WHAT NEEDS TO BE DONE
Copy out the complete listing, word for word.

MATERIAL FOR THIS TASK
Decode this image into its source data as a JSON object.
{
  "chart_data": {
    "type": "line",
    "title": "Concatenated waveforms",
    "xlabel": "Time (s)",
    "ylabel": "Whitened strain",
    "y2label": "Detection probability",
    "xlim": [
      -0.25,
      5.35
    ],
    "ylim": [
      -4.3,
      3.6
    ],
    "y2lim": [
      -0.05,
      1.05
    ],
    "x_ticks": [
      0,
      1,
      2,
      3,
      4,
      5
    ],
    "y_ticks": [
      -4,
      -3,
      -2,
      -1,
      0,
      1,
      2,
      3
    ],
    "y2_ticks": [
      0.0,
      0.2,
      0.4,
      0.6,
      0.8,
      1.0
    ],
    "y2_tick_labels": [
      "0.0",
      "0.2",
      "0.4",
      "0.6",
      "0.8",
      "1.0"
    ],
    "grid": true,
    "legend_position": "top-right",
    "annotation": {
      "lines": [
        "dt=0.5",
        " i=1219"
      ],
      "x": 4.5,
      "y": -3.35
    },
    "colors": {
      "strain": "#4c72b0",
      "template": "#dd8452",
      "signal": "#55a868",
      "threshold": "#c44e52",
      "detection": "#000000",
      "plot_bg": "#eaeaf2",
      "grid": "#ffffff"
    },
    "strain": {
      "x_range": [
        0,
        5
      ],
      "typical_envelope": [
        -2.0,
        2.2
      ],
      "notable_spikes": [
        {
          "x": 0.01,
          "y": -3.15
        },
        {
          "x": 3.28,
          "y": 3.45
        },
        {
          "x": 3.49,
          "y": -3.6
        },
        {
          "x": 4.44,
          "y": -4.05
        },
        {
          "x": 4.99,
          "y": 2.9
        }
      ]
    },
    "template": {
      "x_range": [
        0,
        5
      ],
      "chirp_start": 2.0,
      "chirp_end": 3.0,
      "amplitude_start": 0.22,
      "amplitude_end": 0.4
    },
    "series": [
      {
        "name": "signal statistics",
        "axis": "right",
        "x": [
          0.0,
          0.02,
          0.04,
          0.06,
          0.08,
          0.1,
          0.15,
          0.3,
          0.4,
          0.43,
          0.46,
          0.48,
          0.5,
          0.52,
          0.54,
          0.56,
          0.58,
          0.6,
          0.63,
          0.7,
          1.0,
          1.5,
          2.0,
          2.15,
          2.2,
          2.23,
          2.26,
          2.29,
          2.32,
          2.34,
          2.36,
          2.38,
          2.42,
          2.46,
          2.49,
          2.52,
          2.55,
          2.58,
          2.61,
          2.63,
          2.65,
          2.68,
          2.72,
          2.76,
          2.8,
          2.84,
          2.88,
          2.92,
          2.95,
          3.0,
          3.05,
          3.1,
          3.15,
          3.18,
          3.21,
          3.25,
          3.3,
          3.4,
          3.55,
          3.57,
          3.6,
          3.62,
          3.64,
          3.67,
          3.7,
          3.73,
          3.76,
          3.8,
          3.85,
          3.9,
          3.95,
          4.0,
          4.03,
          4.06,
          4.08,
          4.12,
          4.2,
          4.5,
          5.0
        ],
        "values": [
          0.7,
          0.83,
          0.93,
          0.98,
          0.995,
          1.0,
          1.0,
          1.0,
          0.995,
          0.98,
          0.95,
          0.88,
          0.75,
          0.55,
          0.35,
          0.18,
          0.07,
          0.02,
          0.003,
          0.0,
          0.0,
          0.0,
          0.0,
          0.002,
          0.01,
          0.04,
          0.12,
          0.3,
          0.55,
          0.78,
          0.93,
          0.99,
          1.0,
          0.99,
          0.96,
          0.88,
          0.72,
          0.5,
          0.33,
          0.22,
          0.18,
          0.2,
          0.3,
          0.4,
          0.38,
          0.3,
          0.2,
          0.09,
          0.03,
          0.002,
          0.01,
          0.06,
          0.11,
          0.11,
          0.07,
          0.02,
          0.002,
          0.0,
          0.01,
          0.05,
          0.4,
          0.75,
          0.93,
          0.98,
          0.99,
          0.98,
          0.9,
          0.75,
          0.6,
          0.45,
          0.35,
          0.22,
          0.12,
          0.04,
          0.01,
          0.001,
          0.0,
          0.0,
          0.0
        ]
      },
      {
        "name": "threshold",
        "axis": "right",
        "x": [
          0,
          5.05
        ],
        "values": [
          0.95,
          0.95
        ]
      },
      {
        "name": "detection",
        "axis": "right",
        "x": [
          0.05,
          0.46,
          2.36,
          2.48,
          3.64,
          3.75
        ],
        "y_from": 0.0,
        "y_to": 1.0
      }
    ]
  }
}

COMPLETE ANSWER
Decode this image into its source data as a JSON object.
{
  "chart_data": {
    "type": "line",
    "title": "Concatenated waveforms",
    "xlabel": "Time (s)",
    "ylabel": "Whitened strain",
    "y2label": "Detection probability",
    "xlim": [
      -0.25,
      5.35
    ],
    "ylim": [
      -4.3,
      3.6
    ],
    "y2lim": [
      -0.05,
      1.05
    ],
    "x_ticks": [
      0,
      1,
      2,
      3,
      4,
      5
    ],
    "y_ticks": [
      -4,
      -3,
      -2,
      -1,
      0,
      1,
      2,
      3
    ],
    "y2_ticks": [
      0.0,
      0.2,
      0.4,
      0.6,
      0.8,
      1.0
    ],
    "y2_tick_labels": [
      "0.0",
      "0.2",
      "0.4",
      "0.6",
      "0.8",
      "1.0"
    ],
    "grid": true,
    "legend_position": "top-right",
    "annotation": {
      "lines": [
        "dt=0.5",
        " i=1219"
      ],
      "x": 4.5,
      "y": -3.35
    },
    "colors": {
      "strain": "#4c72b0",
      "template": "#dd8452",
      "signal": "#55a868",
      "threshold": "#c44e52",
      "detection": "#000000",
      "plot_bg": "#eaeaf2",
      "grid": "#ffffff"
    },
    "strain": {
      "x_range": [
        0,
        5
      ],
      "typical_envelope": [
        -2.0,
        2.2
      ],
      "notable_spikes": [
        {
          "x": 0.01,
          "y": -3.15
        },
        {
          "x": 3.28,
          "y": 3.45
        },
        {
          "x": 3.49,
          "y": -3.6
        },
        {
          "x": 4.44,
          "y": -4.05
        },
        {
          "x": 4.99,
          "y": 2.9
        }
      ]
    },
    "template": {
      "x_range": [
        0,
        5
      ],
      "chirp_start": 2.0,
      "chirp_end": 3.0,
      "amplitude_start": 0.22,
      "amplitude_end": 0.4
    },
    "series": [
      {
        "name": "signal statistics",
        "axis": "right",
        "x": [
          0.0,
          0.02,
          0.04,
          0.06,
          0.08,
          0.1,
          0.15,
          0.3,
          0.4,
          0.43,
          0.46,
          0.48,
          0.5,
          0.52,
          0.54,
          0.56,
          0.58,
          0.6,
          0.63,
          0.7,
          1.0,
          1.5,
          2.0,
          2.15,
          2.2,
          2.23,
          2.26,
          2.29,
          2.32,
          2.34,
          2.36,
          2.38,
          2.42,
          2.46,
          2.49,
          2.52,
          2.55,
          2.58,
          2.61,
          2.63,
          2.65,
          2.68,
          2.72,
          2.76,
          2.8,
          2.84,
          2.88,
          2.92,
          2.95,
          3.0,
          3.05,
          3.1,
          3.15,
          3.18,
          3.21,
          3.25,
          3.3,
          3.4,
          3.55,
          3.57,
          3.6,
          3.62,
          3.64,
          3.67,
          3.7,
          3.73,
          3.76,
          3.8,
          3.85,
          3.9,
          3.95,
          4.0,
          4.03,
          4.06,
          4.08,
          4.12,
          4.2,
          4.5,
          5.0
        ],
        "values": [
          0.7,
          0.83,
          0.93,
          0.98,
          0.995,
          1.0,
          1.0,
          1.0,
          0.995,
          0.98,
          0.95,
          0.88,
          0.75,
          0.55,
          0.35,
          0.18,
          0.07,
          0.02,
          0.003,
          0.0,
          0.0,
          0.0,
          0.0,
          0.002,
          0.01,
          0.04,
          0.12,
          0.3,
          0.55,
          0.78,
          0.93,
          0.99,
          1.0,
          0.99,
          0.96,
          0.88,
          0.72,
          0.5,
          0.33,
          0.22,
          0.18,
          0.2,
          0.3,
          0.4,
          0.38,
          0.3,
          0.2,
          0.09,
          0.03,
          0.002,
          0.01,
          0.06,
          0.11,
          0.11,
          0.07,
          0.02,
          0.002,
          0.0,
          0.01,
          0.05,
          0.4,
          0.75,
          0.93,
          0.98,
          0.99,
          0.98,
          0.9,
          0.75,
          0.6,
          0.45,
          0.35,
          0.22,
          0.12,
          0.04,
          0.01,
          0.001,
          0.0,
          0.0,
          0.0
        ]
      },
      {
        "name": "threshold",
        "axis": "right",
        "x": [
          0,
          5.05
        ],
        "values": [
          0.95,
          0.95
        ]
      },
      {
        "name": "detection",
        "axis": "right",
        "x": [
          0.05,
          0.46,
          2.36,
          2.48,
          3.64,
          3.75
        ],
        "y_from": 0.0,
        "y_to": 1.0
      }
    ]
  }
}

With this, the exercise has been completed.